- _Records from a dataset_:
◇ ◇ ◇ ◇ ◇
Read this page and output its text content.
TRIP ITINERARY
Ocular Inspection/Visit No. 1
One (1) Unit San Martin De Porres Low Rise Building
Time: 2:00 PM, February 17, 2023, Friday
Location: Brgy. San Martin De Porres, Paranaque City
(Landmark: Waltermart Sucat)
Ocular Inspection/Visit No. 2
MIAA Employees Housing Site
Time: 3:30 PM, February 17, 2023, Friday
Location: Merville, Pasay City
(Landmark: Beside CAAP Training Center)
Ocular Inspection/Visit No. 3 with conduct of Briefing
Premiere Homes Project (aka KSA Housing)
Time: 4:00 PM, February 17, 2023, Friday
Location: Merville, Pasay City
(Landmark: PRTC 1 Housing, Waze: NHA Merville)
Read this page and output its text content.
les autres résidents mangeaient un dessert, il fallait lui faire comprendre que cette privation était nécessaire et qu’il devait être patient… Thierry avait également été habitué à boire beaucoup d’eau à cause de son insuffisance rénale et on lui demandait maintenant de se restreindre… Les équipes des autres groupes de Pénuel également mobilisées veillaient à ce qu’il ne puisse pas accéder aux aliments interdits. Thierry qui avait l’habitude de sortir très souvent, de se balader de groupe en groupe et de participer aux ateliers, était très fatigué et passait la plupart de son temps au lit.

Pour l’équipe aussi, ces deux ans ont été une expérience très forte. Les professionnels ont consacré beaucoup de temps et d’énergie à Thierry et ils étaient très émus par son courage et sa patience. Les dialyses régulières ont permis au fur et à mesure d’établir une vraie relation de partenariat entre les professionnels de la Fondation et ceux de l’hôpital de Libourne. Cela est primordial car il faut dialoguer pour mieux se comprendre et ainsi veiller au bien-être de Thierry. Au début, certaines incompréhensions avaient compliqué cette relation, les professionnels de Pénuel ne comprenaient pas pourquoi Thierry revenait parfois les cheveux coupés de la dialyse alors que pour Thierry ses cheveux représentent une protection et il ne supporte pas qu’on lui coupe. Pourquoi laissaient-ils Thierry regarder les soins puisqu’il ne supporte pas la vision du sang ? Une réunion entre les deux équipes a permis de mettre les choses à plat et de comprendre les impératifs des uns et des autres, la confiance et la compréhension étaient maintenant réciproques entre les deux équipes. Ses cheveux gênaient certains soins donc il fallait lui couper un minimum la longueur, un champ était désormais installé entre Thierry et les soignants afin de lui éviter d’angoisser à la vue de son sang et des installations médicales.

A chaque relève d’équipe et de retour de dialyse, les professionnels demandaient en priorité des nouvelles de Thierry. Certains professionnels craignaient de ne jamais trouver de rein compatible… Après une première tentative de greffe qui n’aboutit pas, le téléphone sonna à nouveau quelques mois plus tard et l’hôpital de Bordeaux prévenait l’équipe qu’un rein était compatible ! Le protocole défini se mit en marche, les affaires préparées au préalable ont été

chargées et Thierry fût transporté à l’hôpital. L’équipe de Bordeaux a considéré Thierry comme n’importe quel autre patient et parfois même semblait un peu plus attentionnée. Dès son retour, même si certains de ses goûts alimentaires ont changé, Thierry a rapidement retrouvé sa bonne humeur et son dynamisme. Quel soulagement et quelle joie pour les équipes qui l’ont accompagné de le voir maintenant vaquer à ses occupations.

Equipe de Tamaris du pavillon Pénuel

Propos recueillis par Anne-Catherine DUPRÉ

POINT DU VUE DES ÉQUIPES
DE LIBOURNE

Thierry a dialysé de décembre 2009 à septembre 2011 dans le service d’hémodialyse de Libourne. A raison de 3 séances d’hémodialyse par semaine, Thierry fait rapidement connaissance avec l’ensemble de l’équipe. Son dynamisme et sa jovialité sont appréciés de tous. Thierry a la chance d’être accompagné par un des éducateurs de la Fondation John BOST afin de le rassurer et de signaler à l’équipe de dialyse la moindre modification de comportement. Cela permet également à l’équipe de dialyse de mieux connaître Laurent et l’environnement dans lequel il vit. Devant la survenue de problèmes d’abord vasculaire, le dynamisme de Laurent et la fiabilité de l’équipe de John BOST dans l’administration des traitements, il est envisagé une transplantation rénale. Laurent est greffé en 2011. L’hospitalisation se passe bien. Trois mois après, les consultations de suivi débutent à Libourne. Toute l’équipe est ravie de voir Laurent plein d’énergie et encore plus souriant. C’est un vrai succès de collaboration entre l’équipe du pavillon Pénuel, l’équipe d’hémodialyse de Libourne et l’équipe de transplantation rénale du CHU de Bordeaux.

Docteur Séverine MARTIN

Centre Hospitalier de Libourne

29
◇ ◇ ◇ ◇ ◇
Repeat every record, keeping each word and mark exactly as it is.

Read this page and output its text content.
TRIP ITINERARY
Ocular Inspection/Visit No. 1
One (1) Unit San Martin De Porres Low Rise Building
Time: 2:00 PM, February 17, 2023, Friday
Location: Brgy. San Martin De Porres, Paranaque City
(Landmark: Waltermart Sucat)
Ocular Inspection/Visit No. 2
MIAA Employees Housing Site
Time: 3:30 PM, February 17, 2023, Friday
Location: Merville, Pasay City
(Landmark: Beside CAAP Training Center)
Ocular Inspection/Visit No. 3 with conduct of Briefing
Premiere Homes Project (aka KSA Housing)
Time: 4:00 PM, February 17, 2023, Friday
Location: Merville, Pasay City
(Landmark: PRTC 1 Housing, Waze: NHA Merville)
Read this page and output its text content.
les autres résidents mangeaient un dessert, il fallait lui faire comprendre que cette privation était nécessaire et qu’il devait être patient… Thierry avait également été habitué à boire beaucoup d’eau à cause de son insuffisance rénale et on lui demandait maintenant de se restreindre… Les équipes des autres groupes de Pénuel également mobilisées veillaient à ce qu’il ne puisse pas accéder aux aliments interdits. Thierry qui avait l’habitude de sortir très souvent, de se balader de groupe en groupe et de participer aux ateliers, était très fatigué et passait la plupart de son temps au lit.

Pour l’équipe aussi, ces deux ans ont été une expérience très forte. Les professionnels ont consacré beaucoup de temps et d’énergie à Thierry et ils étaient très émus par son courage et sa patience. Les dialyses régulières ont permis au fur et à mesure d’établir une vraie relation de partenariat entre les professionnels de la Fondation et ceux de l’hôpital de Libourne. Cela est primordial car il faut dialoguer pour mieux se comprendre et ainsi veiller au bien-être de Thierry. Au début, certaines incompréhensions avaient compliqué cette relation, les professionnels de Pénuel ne comprenaient pas pourquoi Thierry revenait parfois les cheveux coupés de la dialyse alors que pour Thierry ses cheveux représentent une protection et il ne supporte pas qu’on lui coupe. Pourquoi laissaient-ils Thierry regarder les soins puisqu’il ne supporte pas la vision du sang ? Une réunion entre les deux équipes a permis de mettre les choses à plat et de comprendre les impératifs des uns et des autres, la confiance et la compréhension étaient maintenant réciproques entre les deux équipes. Ses cheveux gênaient certains soins donc il fallait lui couper un minimum la longueur, un champ était désormais installé entre Thierry et les soignants afin de lui éviter d’angoisser à la vue de son sang et des installations médicales.

A chaque relève d’équipe et de retour de dialyse, les professionnels demandaient en priorité des nouvelles de Thierry. Certains professionnels craignaient de ne jamais trouver de rein compatible… Après une première tentative de greffe qui n’aboutit pas, le téléphone sonna à nouveau quelques mois plus tard et l’hôpital de Bordeaux prévenait l’équipe qu’un rein était compatible ! Le protocole défini se mit en marche, les affaires préparées au préalable ont été

chargées et Thierry fût transporté à l’hôpital. L’équipe de Bordeaux a considéré Thierry comme n’importe quel autre patient et parfois même semblait un peu plus attentionnée. Dès son retour, même si certains de ses goûts alimentaires ont changé, Thierry a rapidement retrouvé sa bonne humeur et son dynamisme. Quel soulagement et quelle joie pour les équipes qui l’ont accompagné de le voir maintenant vaquer à ses occupations.

Equipe de Tamaris du pavillon Pénuel

Propos recueillis par Anne-Catherine DUPRÉ

POINT DU VUE DES ÉQUIPES
DE LIBOURNE

Thierry a dialysé de décembre 2009 à septembre 2011 dans le service d’hémodialyse de Libourne. A raison de 3 séances d’hémodialyse par semaine, Thierry fait rapidement connaissance avec l’ensemble de l’équipe. Son dynamisme et sa jovialité sont appréciés de tous. Thierry a la chance d’être accompagné par un des éducateurs de la Fondation John BOST afin de le rassurer et de signaler à l’équipe de dialyse la moindre modification de comportement. Cela permet également à l’équipe de dialyse de mieux connaître Laurent et l’environnement dans lequel il vit. Devant la survenue de problèmes d’abord vasculaire, le dynamisme de Laurent et la fiabilité de l’équipe de John BOST dans l’administration des traitements, il est envisagé une transplantation rénale. Laurent est greffé en 2011. L’hospitalisation se passe bien. Trois mois après, les consultations de suivi débutent à Libourne. Toute l’équipe est ravie de voir Laurent plein d’énergie et encore plus souriant. C’est un vrai succès de collaboration entre l’équipe du pavillon Pénuel, l’équipe d’hémodialyse de Libourne et l’équipe de transplantation rénale du CHU de Bordeaux.

Docteur Séverine MARTIN

Centre Hospitalier de Libourne

29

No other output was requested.